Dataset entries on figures
◇ ◇ ◇ ◇

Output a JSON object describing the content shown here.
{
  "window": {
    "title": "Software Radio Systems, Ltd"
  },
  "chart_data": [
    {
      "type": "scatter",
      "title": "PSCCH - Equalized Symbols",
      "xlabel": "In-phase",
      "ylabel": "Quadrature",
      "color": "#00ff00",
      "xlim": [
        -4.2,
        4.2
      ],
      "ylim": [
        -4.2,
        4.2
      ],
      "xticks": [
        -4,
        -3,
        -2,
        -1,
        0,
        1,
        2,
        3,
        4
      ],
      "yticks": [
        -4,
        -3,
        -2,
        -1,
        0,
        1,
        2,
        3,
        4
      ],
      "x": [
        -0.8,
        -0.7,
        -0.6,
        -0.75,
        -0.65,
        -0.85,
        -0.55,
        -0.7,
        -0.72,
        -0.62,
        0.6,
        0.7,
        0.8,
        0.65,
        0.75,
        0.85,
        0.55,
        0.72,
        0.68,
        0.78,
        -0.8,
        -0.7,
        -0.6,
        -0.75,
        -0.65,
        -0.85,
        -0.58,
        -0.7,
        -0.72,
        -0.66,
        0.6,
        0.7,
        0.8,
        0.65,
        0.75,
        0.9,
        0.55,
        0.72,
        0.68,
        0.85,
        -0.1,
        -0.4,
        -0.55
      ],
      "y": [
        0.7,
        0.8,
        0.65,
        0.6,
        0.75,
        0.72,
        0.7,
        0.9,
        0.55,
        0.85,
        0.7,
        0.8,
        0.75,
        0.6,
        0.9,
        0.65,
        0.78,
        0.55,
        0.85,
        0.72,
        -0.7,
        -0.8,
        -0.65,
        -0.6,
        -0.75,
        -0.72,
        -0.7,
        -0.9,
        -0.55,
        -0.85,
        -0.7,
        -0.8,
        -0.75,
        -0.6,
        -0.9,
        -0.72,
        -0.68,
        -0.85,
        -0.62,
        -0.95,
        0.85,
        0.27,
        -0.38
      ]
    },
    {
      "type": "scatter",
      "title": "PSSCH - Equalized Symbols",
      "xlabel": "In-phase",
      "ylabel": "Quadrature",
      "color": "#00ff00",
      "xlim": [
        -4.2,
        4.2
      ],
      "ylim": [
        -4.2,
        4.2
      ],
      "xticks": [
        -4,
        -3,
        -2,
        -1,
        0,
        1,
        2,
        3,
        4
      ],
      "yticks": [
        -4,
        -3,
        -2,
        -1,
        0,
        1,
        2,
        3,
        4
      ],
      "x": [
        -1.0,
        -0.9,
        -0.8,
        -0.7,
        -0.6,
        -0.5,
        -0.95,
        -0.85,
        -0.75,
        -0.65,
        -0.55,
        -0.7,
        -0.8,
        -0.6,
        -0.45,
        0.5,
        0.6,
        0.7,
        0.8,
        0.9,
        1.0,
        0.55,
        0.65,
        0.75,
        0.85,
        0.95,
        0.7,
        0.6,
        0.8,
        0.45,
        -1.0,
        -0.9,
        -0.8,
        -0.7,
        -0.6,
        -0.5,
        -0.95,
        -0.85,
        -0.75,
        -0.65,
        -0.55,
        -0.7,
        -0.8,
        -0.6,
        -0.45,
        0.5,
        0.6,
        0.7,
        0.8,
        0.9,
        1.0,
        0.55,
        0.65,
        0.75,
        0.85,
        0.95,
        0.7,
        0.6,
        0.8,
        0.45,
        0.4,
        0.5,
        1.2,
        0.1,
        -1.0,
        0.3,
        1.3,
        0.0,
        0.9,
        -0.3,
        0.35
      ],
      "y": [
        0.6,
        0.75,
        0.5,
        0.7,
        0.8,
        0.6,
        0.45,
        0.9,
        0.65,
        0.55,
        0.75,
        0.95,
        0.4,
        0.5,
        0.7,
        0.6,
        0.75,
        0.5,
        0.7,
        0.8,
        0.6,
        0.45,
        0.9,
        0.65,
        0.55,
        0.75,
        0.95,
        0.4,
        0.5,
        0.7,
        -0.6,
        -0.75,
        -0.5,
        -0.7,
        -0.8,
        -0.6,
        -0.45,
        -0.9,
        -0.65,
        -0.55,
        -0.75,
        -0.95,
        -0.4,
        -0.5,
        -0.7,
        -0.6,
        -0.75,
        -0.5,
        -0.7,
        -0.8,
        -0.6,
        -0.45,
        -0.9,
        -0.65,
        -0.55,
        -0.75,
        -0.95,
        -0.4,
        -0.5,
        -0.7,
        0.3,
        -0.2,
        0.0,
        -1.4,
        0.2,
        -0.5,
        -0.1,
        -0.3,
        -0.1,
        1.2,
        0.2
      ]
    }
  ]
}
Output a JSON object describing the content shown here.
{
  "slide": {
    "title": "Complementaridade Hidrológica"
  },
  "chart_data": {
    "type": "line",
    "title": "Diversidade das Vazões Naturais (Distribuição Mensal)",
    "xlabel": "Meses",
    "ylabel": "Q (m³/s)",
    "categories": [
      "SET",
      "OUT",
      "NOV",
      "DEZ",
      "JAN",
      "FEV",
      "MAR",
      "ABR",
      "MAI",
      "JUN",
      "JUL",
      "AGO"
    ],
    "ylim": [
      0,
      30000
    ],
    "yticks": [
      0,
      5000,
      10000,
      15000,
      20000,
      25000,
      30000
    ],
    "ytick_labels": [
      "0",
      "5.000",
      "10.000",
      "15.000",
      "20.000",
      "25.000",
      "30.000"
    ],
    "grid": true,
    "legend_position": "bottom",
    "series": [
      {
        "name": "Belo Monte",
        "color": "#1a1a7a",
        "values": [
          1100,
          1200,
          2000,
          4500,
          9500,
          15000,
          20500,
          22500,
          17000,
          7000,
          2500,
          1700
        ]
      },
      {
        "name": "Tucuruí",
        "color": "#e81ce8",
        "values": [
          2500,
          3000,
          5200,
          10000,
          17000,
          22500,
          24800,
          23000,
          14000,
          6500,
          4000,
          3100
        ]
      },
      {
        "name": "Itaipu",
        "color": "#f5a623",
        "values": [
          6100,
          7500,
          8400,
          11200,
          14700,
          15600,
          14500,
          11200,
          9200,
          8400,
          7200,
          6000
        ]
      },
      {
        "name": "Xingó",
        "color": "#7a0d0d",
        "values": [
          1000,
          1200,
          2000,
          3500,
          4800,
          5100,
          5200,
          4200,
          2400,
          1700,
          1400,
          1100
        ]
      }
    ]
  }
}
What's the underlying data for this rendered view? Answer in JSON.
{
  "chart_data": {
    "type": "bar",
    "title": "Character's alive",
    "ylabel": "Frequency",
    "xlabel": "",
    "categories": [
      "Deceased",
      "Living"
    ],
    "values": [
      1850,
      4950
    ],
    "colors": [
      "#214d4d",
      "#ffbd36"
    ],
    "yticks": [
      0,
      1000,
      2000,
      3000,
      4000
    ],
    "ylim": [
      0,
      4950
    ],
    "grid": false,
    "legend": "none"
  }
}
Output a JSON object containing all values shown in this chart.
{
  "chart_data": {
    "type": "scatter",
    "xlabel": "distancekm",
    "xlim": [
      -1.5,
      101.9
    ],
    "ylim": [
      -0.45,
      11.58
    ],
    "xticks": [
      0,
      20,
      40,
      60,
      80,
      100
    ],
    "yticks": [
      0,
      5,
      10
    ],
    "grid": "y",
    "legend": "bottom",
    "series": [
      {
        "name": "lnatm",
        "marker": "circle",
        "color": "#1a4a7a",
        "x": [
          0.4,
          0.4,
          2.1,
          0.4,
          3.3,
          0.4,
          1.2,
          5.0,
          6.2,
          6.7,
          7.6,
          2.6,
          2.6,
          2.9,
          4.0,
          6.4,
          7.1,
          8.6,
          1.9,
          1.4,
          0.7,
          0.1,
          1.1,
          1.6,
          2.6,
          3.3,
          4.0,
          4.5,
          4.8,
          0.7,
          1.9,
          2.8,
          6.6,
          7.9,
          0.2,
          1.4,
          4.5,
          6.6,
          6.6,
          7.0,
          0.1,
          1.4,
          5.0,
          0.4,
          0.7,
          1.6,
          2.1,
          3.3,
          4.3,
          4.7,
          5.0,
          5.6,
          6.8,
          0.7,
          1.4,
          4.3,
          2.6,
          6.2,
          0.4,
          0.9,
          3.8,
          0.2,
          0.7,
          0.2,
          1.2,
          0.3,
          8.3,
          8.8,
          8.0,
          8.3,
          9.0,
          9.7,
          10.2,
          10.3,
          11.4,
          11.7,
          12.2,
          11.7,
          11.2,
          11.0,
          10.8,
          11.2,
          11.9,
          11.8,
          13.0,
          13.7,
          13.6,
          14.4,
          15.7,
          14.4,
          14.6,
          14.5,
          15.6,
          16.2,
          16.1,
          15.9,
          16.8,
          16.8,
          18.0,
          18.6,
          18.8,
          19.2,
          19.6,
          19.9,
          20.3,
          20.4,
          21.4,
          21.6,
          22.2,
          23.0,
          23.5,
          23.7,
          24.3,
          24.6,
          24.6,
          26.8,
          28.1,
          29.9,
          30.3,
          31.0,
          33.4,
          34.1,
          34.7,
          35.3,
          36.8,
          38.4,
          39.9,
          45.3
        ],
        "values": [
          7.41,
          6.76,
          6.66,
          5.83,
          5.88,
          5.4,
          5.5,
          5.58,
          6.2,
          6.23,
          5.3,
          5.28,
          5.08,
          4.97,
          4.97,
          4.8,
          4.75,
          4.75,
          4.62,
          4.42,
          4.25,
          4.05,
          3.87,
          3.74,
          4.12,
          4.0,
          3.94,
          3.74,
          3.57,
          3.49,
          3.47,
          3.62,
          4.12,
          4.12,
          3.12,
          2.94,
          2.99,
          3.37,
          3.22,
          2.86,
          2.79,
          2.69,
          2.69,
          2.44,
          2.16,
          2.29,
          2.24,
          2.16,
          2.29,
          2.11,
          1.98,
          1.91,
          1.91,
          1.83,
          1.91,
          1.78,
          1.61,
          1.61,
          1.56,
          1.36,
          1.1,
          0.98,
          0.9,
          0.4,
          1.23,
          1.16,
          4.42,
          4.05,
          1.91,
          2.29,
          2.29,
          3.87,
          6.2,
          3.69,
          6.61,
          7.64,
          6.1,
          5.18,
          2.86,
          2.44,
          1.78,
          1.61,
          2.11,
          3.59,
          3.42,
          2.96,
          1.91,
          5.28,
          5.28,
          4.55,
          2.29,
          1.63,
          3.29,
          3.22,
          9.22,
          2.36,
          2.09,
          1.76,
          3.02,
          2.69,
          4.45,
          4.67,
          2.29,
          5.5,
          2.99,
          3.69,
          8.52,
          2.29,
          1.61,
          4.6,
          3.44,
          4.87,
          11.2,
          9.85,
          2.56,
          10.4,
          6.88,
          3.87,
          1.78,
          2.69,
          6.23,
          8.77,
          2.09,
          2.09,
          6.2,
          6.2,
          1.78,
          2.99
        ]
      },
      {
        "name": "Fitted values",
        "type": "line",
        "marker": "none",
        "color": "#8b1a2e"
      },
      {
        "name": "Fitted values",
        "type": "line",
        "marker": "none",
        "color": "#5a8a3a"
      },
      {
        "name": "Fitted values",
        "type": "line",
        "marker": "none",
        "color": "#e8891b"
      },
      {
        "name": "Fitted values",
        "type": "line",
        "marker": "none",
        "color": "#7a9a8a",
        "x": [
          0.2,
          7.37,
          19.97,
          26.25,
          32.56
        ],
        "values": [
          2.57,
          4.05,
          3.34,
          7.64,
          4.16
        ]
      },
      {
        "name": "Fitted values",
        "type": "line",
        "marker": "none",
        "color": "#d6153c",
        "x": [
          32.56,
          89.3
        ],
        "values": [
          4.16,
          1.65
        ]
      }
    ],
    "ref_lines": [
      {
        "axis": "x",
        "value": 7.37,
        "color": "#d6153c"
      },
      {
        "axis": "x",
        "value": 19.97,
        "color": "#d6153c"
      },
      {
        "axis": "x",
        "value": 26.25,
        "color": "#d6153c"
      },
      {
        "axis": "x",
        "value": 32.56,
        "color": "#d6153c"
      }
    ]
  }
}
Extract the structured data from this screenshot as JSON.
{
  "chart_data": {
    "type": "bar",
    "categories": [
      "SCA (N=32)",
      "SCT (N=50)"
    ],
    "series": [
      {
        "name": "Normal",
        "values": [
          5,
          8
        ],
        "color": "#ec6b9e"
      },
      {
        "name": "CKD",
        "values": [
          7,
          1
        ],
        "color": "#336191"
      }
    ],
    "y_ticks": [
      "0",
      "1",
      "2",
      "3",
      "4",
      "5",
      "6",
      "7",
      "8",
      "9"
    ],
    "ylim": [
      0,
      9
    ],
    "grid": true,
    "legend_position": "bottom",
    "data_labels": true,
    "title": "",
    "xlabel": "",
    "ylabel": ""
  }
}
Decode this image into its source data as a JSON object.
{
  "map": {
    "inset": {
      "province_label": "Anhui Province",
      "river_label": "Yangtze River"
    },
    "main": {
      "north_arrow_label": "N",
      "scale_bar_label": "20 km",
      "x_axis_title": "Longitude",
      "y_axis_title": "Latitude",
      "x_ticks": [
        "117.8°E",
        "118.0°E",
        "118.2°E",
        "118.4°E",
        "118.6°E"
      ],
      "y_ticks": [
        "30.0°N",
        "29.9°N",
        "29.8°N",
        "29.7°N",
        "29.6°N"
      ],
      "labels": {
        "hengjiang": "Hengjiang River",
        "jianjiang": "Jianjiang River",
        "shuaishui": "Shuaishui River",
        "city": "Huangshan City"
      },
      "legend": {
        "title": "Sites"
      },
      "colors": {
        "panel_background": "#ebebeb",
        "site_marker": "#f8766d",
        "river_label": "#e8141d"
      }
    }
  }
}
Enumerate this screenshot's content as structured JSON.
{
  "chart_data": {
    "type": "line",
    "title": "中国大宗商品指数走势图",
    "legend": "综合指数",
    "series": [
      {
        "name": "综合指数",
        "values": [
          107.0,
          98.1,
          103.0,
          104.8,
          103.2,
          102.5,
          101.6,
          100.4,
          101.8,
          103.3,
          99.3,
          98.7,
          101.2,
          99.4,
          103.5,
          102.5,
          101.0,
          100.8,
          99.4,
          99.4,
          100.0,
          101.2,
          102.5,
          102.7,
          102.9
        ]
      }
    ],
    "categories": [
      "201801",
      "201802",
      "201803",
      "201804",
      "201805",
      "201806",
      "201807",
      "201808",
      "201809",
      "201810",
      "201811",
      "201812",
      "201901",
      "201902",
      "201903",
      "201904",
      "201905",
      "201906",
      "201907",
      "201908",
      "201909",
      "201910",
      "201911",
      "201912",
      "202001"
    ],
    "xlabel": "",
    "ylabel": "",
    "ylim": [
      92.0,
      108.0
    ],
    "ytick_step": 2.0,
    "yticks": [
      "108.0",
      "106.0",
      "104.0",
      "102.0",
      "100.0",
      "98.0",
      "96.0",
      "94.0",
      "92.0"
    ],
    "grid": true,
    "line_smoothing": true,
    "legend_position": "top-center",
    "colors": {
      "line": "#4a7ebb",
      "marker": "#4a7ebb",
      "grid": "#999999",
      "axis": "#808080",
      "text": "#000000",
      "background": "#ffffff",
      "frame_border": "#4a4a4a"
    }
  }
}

◇ ◇ ◇ ◇

Take each line containing the string "Symbols" and copy it out.

Written answer:
      "title": "PSCCH - Equalized Symbols",
      "title": "PSSCH - Equalized Symbols",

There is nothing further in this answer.